WRITTEN PROBLEM =>
Search the listing for the string "this" and copy every line that contains it.

DATA FOR PROCESSING =>
----
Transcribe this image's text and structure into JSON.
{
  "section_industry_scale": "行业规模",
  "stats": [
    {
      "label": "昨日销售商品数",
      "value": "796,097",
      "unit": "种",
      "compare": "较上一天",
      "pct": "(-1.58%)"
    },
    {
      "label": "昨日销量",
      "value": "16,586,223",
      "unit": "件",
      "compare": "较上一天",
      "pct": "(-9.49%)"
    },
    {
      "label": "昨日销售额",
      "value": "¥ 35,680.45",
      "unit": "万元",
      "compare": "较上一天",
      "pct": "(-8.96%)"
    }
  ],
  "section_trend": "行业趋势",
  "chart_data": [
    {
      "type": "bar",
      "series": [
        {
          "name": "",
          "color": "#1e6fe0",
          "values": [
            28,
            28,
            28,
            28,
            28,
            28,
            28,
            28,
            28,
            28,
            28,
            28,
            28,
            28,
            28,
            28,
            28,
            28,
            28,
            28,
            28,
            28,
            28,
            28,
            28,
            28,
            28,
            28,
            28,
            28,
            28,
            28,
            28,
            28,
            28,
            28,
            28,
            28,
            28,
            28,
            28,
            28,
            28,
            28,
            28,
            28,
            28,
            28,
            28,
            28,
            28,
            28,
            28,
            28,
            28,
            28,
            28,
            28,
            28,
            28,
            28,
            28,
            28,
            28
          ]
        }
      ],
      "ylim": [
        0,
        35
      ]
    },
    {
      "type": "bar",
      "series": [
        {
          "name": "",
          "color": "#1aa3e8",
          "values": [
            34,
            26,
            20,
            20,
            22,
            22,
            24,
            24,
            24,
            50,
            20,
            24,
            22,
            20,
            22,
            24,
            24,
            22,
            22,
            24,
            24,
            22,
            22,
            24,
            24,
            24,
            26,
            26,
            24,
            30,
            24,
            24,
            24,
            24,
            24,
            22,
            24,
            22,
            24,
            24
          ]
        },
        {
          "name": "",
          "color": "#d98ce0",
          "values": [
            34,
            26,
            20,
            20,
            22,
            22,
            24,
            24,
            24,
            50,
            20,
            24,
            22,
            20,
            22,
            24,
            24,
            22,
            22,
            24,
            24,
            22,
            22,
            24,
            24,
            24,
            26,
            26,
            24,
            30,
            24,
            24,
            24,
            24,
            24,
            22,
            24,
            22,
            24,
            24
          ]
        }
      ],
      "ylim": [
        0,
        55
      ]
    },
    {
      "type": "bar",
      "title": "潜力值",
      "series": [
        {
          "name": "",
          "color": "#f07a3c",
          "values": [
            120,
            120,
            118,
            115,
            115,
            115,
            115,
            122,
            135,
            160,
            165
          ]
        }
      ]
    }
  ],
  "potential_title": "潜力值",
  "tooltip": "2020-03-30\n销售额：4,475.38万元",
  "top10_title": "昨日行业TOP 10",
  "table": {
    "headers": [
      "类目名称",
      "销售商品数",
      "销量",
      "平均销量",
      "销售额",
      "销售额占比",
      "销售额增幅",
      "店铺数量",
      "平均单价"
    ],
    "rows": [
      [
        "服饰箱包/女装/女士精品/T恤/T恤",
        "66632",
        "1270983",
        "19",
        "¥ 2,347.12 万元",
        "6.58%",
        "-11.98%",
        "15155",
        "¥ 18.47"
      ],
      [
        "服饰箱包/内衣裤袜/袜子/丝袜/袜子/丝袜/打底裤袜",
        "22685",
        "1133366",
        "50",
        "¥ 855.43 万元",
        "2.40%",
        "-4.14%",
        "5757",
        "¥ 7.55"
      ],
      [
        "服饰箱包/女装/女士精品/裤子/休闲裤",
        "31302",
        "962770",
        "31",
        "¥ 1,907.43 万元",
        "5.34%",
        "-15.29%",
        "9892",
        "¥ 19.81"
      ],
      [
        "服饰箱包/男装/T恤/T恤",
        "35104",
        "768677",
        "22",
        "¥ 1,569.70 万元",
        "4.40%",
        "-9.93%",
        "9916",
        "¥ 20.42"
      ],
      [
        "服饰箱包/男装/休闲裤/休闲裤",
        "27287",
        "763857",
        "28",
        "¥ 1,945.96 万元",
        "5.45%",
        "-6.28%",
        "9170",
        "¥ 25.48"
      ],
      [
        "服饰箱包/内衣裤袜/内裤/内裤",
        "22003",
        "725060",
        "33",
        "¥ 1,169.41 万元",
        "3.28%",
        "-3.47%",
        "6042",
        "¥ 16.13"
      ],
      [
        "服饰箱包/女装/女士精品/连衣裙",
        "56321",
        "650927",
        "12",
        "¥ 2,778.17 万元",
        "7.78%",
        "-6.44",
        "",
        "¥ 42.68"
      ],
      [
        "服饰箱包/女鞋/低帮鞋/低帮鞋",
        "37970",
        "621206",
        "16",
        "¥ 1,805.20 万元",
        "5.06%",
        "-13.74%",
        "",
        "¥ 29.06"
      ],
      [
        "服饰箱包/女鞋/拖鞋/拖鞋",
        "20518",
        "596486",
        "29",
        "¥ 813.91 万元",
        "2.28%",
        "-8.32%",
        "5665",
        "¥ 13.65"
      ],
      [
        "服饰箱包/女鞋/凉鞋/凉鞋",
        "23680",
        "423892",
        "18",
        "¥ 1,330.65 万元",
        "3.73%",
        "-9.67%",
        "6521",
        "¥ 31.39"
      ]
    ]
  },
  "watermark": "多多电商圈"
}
----
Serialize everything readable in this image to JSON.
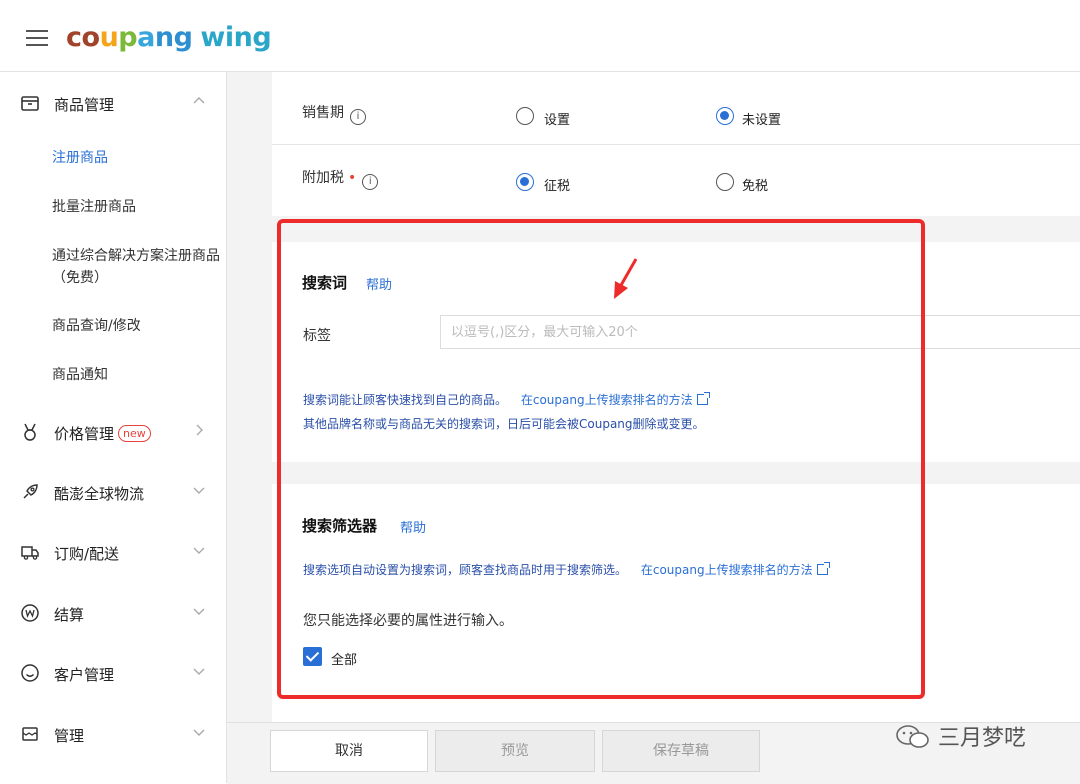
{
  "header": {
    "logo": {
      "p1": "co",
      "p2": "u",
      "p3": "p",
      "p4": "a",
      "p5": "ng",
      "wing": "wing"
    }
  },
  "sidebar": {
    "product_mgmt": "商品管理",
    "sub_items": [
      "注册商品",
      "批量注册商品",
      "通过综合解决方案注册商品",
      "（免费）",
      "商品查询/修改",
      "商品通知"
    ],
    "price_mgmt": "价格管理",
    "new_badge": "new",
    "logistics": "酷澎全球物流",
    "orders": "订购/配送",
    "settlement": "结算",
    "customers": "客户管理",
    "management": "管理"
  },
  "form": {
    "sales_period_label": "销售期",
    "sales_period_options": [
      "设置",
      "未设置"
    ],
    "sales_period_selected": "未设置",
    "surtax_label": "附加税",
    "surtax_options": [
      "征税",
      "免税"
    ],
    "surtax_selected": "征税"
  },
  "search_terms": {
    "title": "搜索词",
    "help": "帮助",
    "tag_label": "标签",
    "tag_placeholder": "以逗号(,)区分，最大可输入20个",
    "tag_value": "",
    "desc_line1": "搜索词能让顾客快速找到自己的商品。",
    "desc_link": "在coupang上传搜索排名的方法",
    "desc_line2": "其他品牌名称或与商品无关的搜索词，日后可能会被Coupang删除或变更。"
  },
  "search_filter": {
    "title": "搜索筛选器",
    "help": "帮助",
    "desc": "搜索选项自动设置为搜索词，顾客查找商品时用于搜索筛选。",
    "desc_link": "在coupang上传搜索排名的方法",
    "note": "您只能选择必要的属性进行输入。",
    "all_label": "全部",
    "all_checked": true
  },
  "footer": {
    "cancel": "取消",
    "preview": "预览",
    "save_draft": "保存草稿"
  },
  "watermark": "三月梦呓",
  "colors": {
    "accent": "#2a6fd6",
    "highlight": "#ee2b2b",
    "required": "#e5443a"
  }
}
----
RESULT =>
Transcribe this image's text and structure into JSON.
Serialize everything readable in this image to JSON.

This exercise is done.